[Stored data]
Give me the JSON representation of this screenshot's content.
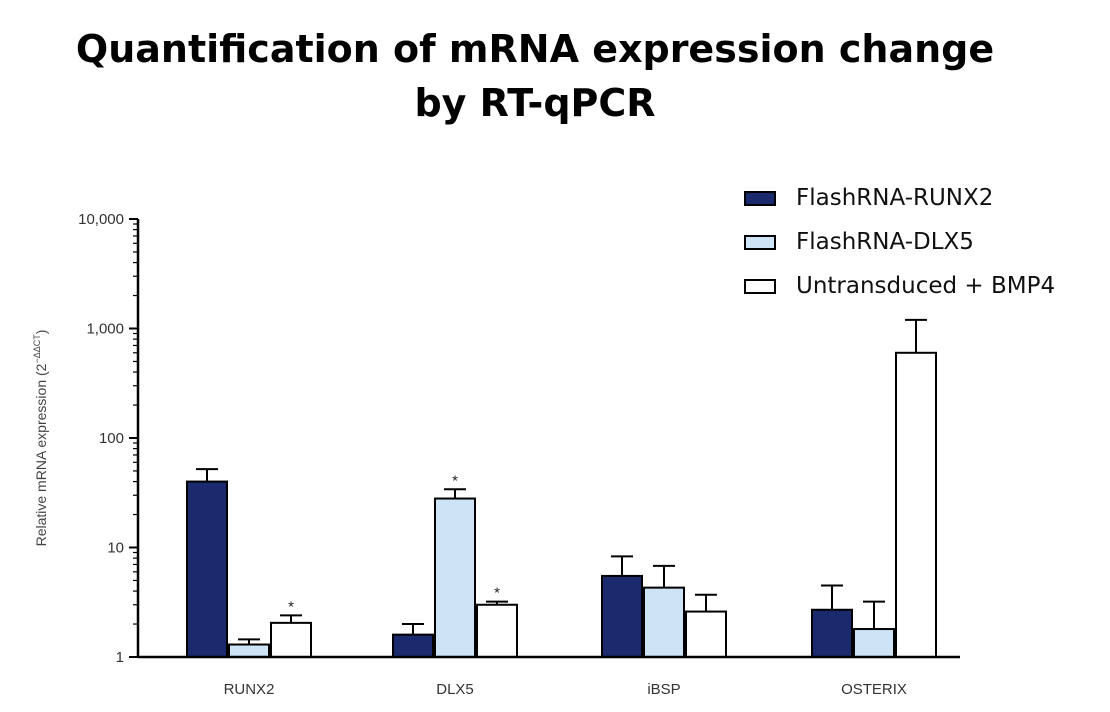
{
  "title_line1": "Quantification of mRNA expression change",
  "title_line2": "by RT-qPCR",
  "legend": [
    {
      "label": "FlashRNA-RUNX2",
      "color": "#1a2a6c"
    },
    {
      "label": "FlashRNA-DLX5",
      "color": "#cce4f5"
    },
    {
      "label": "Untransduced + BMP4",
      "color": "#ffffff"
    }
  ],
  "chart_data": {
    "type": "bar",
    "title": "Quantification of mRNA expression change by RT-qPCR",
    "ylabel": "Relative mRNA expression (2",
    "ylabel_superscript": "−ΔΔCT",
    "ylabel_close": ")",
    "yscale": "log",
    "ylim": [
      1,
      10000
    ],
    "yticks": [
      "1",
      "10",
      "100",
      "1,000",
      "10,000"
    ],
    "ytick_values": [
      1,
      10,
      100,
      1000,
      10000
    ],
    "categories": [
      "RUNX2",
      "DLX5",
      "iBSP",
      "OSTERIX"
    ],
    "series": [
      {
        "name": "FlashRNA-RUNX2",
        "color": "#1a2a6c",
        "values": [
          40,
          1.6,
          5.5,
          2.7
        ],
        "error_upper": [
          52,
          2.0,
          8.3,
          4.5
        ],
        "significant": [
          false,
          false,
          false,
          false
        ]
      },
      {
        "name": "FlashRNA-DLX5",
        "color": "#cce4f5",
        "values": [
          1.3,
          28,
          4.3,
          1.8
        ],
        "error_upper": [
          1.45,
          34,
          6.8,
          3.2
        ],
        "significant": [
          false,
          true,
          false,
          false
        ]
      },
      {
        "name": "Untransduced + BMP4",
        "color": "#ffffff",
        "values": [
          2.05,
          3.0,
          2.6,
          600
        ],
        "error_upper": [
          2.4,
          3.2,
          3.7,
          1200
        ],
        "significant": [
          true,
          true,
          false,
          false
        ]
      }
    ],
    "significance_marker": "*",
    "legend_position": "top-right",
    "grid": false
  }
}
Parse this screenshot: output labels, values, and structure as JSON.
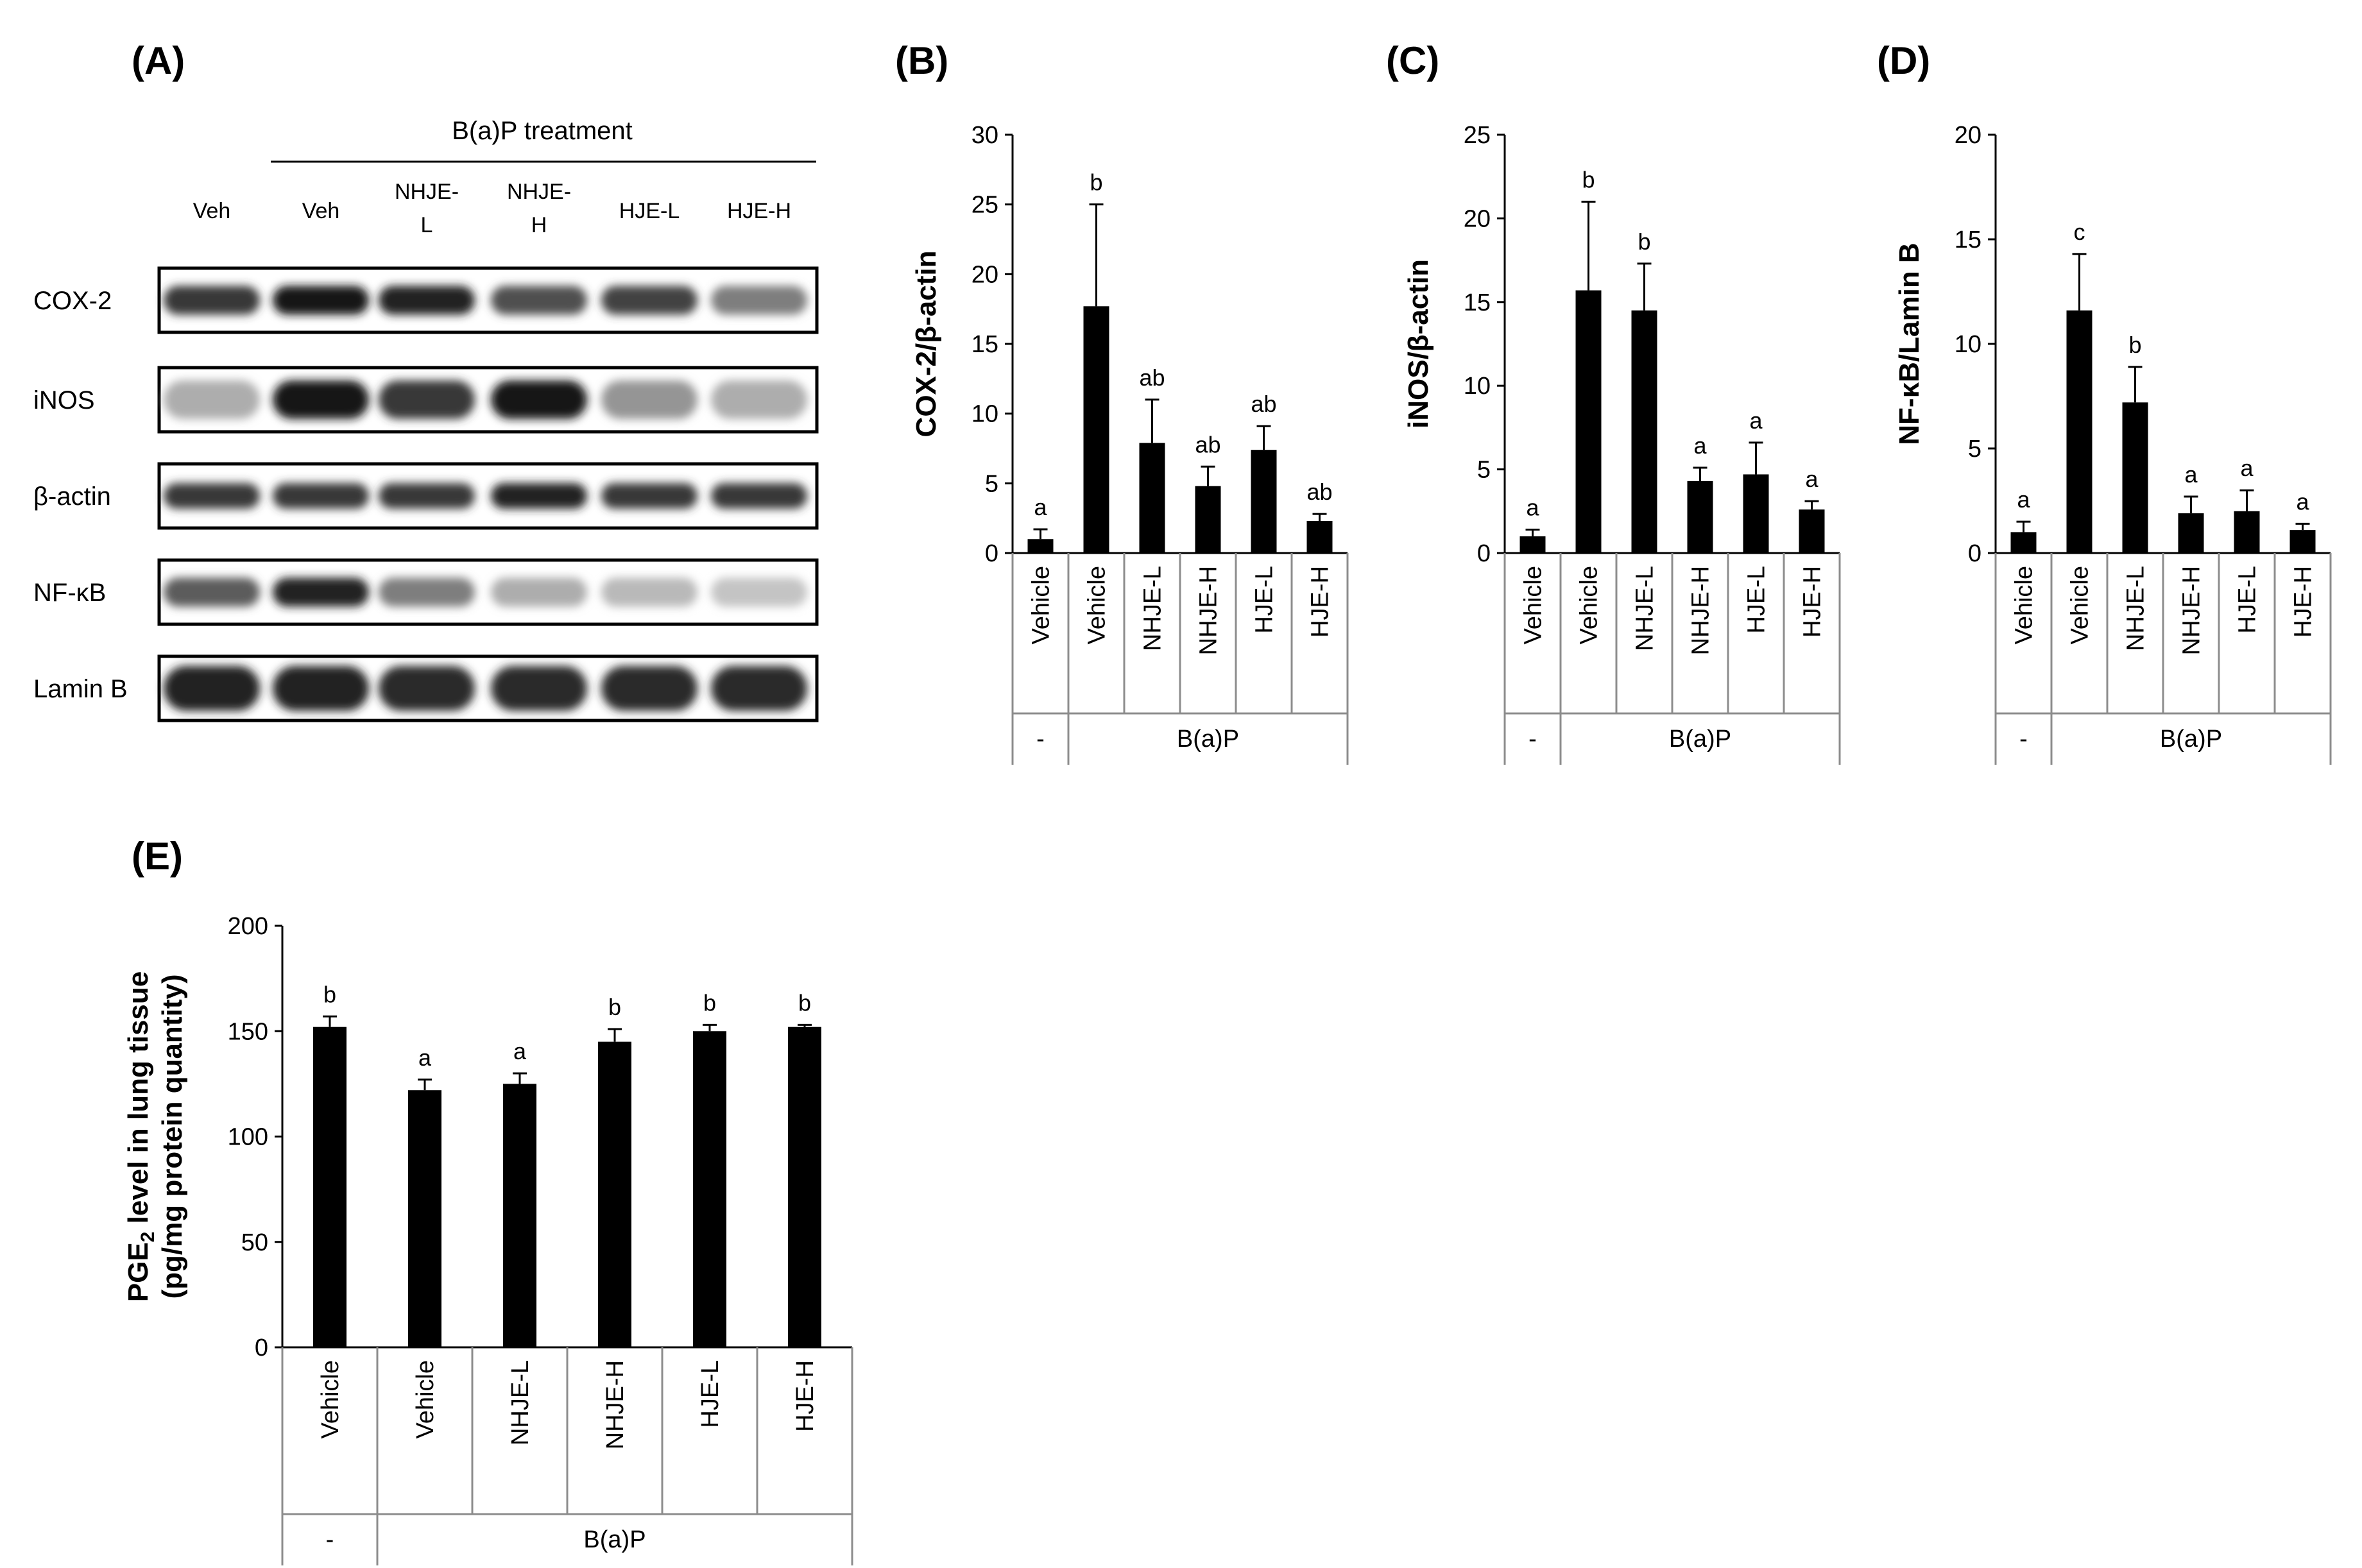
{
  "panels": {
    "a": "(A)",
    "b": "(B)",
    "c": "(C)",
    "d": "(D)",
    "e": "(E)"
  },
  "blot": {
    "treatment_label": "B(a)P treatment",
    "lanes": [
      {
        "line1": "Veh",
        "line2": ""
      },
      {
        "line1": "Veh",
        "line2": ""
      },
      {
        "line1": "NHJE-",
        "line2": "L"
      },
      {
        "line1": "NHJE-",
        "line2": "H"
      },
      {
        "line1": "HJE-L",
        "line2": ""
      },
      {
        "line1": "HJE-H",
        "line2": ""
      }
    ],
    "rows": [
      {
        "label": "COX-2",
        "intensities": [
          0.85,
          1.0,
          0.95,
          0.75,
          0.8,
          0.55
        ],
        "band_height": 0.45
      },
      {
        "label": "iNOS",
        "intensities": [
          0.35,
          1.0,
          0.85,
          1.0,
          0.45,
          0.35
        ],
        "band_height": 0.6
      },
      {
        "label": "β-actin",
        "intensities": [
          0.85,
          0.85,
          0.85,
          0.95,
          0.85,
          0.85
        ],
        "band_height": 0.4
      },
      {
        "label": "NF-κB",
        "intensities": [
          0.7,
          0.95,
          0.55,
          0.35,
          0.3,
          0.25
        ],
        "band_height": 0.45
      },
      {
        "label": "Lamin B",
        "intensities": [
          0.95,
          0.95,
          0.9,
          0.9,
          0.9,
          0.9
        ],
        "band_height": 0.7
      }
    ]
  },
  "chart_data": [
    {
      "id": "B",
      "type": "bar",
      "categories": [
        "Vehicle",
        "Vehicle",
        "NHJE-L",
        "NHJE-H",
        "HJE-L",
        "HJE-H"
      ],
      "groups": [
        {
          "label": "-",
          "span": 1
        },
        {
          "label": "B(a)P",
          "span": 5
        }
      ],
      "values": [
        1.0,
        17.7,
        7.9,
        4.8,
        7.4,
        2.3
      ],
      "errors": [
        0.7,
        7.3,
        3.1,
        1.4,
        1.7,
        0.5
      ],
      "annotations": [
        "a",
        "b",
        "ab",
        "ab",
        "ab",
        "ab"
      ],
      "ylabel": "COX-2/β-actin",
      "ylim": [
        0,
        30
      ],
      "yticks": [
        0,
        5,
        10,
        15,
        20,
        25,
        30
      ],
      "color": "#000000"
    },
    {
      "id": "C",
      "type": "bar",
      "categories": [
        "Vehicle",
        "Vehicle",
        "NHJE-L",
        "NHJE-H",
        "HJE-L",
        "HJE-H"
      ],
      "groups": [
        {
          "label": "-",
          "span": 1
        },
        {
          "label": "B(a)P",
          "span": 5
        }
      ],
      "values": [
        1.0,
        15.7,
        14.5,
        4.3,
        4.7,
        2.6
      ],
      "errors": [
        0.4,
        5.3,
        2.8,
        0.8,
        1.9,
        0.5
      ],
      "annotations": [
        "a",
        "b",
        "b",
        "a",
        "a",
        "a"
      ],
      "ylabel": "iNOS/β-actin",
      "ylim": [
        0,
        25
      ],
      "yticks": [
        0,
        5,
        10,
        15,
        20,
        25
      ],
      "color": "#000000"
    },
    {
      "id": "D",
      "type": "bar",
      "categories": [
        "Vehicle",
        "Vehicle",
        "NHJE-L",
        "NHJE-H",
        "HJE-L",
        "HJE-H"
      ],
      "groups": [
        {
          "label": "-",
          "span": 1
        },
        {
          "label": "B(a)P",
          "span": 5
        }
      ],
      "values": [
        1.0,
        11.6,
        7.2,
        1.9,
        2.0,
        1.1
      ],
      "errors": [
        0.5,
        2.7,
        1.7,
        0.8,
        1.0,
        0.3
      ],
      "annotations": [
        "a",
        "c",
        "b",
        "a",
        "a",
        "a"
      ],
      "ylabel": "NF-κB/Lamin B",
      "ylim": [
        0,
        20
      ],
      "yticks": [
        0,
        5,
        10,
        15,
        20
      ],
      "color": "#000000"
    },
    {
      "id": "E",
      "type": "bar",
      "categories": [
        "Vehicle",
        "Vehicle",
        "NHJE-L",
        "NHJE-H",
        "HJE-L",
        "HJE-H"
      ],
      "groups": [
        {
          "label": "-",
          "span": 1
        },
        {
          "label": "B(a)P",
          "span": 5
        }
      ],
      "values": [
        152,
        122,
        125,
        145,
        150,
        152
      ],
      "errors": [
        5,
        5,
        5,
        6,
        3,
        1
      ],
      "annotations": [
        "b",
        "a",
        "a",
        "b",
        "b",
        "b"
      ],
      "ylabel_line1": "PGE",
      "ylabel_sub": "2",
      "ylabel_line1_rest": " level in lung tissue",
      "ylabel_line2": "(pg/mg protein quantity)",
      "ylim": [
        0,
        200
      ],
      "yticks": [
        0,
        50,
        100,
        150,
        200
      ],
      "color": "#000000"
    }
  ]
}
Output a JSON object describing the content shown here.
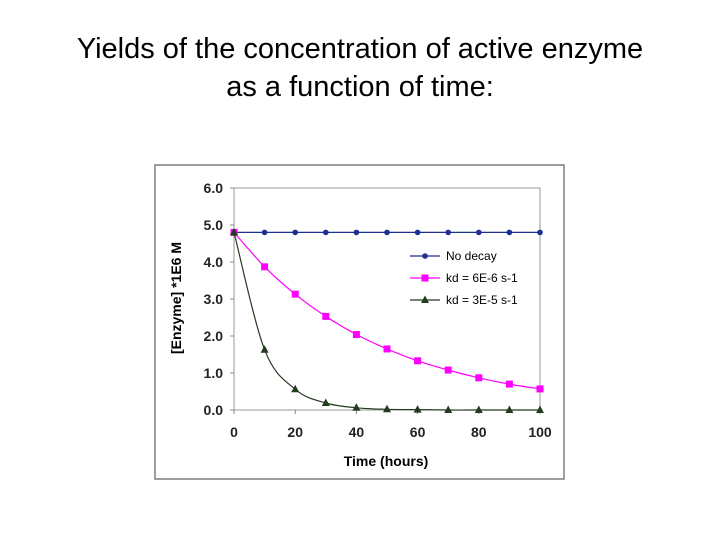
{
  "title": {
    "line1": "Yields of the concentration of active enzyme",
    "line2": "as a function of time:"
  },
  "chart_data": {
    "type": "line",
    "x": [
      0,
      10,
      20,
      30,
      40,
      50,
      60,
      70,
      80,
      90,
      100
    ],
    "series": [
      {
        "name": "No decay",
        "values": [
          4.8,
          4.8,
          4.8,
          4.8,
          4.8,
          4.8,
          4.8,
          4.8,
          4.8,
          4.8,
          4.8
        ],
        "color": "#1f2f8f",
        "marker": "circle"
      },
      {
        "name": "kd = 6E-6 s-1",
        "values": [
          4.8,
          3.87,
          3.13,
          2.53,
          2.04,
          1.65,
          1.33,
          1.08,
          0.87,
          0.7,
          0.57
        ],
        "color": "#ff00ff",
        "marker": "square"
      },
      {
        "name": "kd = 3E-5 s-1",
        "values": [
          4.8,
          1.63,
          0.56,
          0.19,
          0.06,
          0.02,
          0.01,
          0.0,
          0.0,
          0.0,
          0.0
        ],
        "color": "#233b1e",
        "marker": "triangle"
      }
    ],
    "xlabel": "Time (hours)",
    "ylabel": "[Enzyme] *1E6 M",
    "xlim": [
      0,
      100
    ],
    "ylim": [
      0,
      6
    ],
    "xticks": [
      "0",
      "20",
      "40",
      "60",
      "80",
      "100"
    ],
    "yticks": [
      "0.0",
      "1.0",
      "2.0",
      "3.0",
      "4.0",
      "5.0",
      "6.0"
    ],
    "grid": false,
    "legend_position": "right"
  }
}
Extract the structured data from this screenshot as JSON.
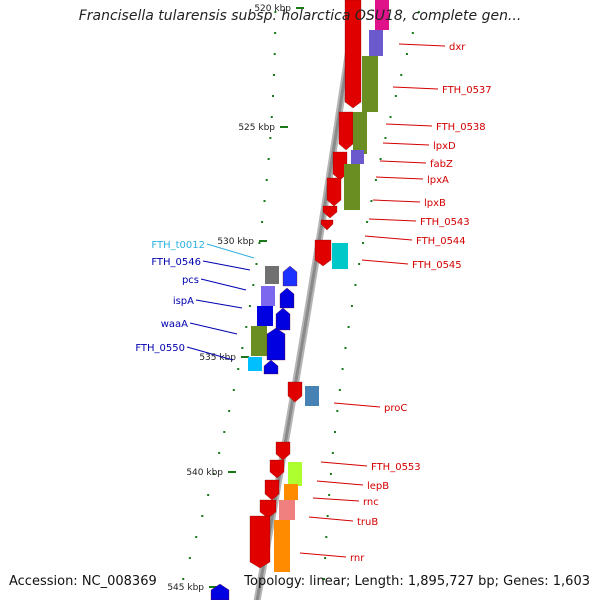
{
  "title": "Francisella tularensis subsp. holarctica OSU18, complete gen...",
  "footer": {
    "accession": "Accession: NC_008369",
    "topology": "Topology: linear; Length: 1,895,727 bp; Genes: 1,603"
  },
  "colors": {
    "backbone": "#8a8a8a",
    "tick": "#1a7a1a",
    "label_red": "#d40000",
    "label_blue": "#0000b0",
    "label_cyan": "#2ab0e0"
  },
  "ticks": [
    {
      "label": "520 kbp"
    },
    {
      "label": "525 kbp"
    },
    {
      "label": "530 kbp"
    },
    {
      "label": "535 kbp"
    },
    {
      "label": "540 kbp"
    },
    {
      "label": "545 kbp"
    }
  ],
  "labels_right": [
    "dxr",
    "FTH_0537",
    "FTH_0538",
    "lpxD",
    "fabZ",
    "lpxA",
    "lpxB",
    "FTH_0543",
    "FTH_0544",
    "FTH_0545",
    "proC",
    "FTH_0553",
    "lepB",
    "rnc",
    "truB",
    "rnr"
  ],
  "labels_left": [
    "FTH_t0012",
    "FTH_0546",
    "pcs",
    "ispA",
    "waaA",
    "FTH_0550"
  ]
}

▶ **Task brief**
A line qualifies when it holds the word "Quantification"; report all qualifying lines from the records above.

▶ **Worked solution**
  "title_line1": "Quantification of mRNA expression change",
    "title": "Quantification of mRNA expression change by RT-qPCR",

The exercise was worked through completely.